## AIM OF THE TASK
Give the data below again exactly as it stands. Omit the pictures.

BEGIN DATASET CONTENT

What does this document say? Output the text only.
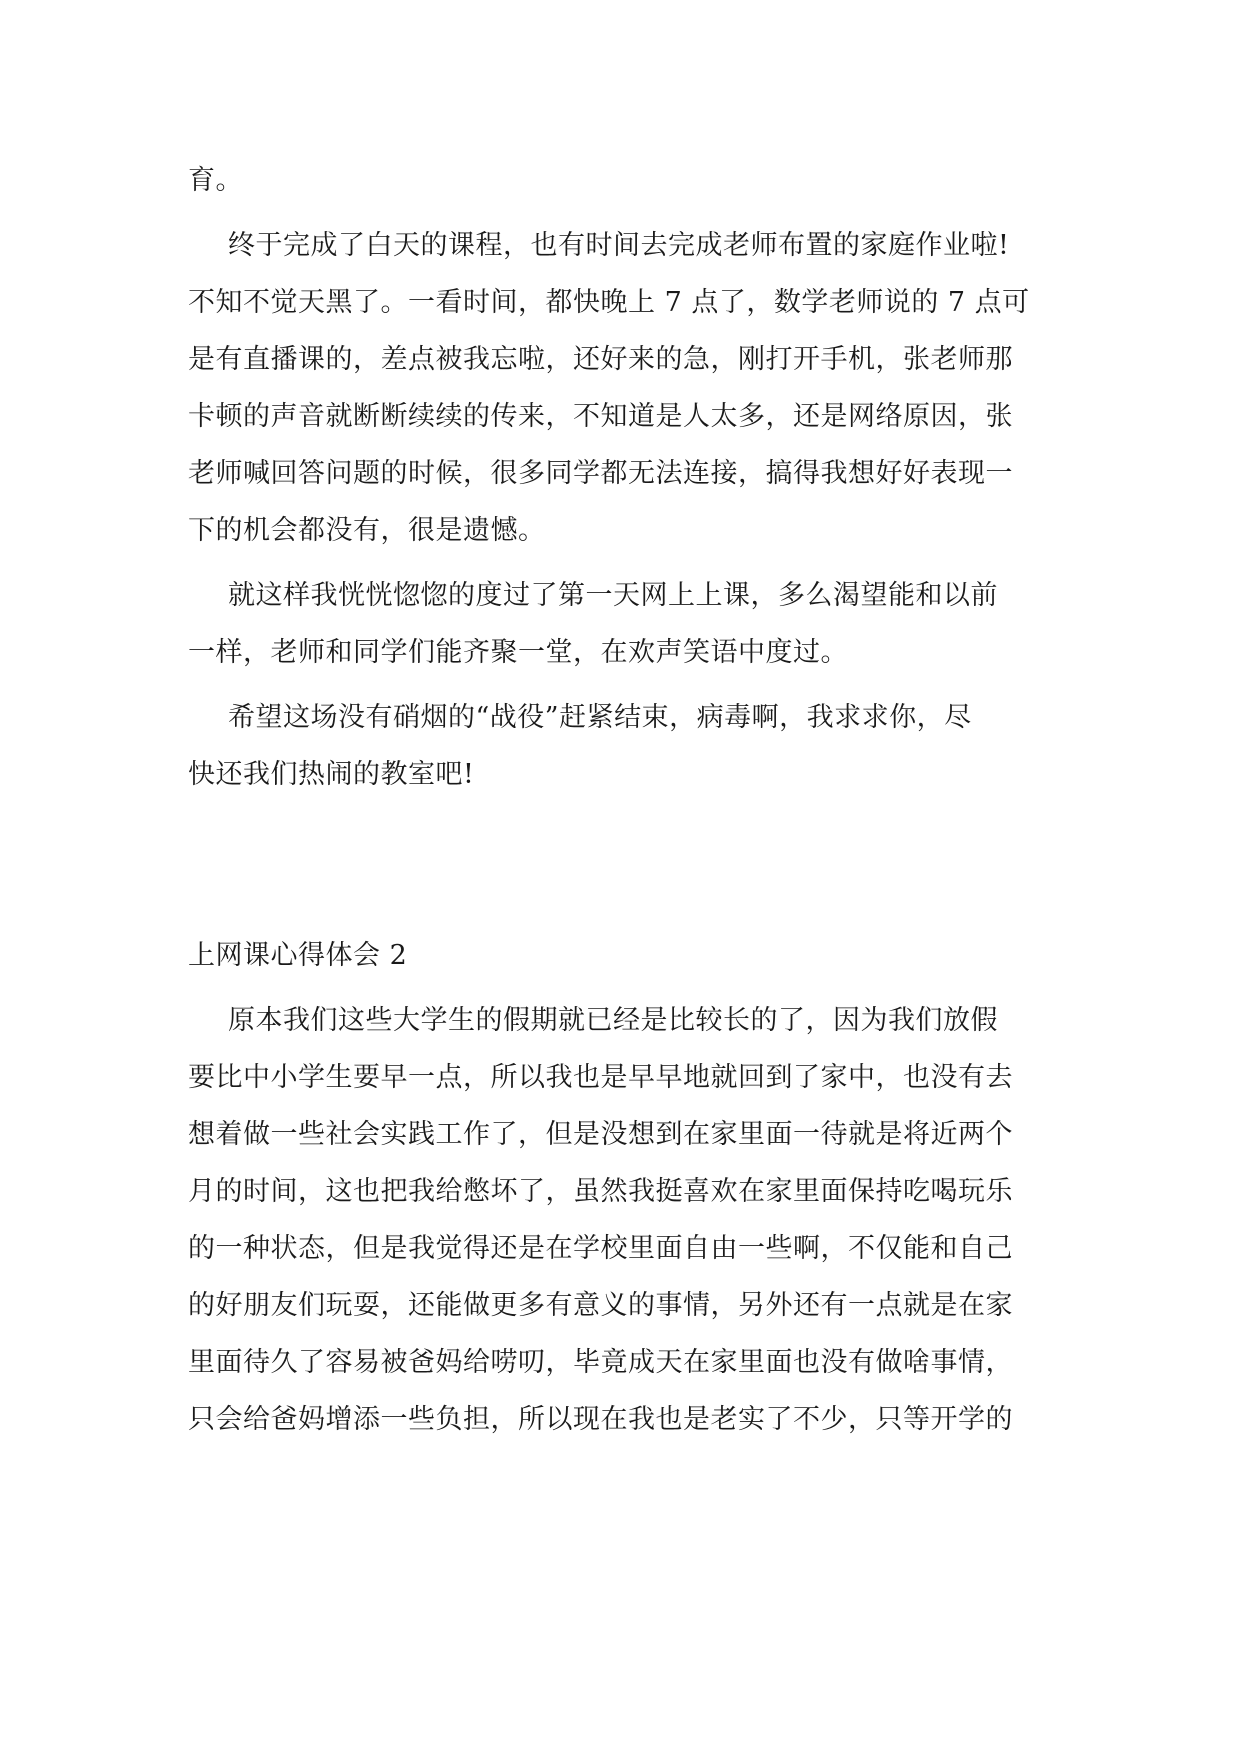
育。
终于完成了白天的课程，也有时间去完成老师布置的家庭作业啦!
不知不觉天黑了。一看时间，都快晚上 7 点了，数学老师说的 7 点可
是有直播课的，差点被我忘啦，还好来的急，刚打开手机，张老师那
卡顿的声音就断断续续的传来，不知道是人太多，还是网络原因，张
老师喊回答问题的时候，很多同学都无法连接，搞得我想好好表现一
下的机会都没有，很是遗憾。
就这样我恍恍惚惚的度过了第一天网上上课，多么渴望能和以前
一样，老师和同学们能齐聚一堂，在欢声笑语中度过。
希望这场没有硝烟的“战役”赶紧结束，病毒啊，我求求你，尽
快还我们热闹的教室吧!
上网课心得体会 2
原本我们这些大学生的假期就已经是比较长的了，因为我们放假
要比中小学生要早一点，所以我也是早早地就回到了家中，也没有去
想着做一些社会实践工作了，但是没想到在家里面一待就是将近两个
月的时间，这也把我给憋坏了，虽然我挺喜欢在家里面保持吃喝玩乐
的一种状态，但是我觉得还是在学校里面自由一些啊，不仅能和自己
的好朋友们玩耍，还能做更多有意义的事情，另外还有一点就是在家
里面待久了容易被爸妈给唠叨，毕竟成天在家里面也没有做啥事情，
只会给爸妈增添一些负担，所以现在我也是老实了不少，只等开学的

END DATASET CONTENT

## ANSWER FOR THE TASK
What does this document say? Output the text only.
育。
终于完成了白天的课程，也有时间去完成老师布置的家庭作业啦!
不知不觉天黑了。一看时间，都快晚上 7 点了，数学老师说的 7 点可
是有直播课的，差点被我忘啦，还好来的急，刚打开手机，张老师那
卡顿的声音就断断续续的传来，不知道是人太多，还是网络原因，张
老师喊回答问题的时候，很多同学都无法连接，搞得我想好好表现一
下的机会都没有，很是遗憾。
就这样我恍恍惚惚的度过了第一天网上上课，多么渴望能和以前
一样，老师和同学们能齐聚一堂，在欢声笑语中度过。
希望这场没有硝烟的“战役”赶紧结束，病毒啊，我求求你，尽
快还我们热闹的教室吧!
上网课心得体会 2
原本我们这些大学生的假期就已经是比较长的了，因为我们放假
要比中小学生要早一点，所以我也是早早地就回到了家中，也没有去
想着做一些社会实践工作了，但是没想到在家里面一待就是将近两个
月的时间，这也把我给憋坏了，虽然我挺喜欢在家里面保持吃喝玩乐
的一种状态，但是我觉得还是在学校里面自由一些啊，不仅能和自己
的好朋友们玩耍，还能做更多有意义的事情，另外还有一点就是在家
里面待久了容易被爸妈给唠叨，毕竟成天在家里面也没有做啥事情，
只会给爸妈增添一些负担，所以现在我也是老实了不少，只等开学的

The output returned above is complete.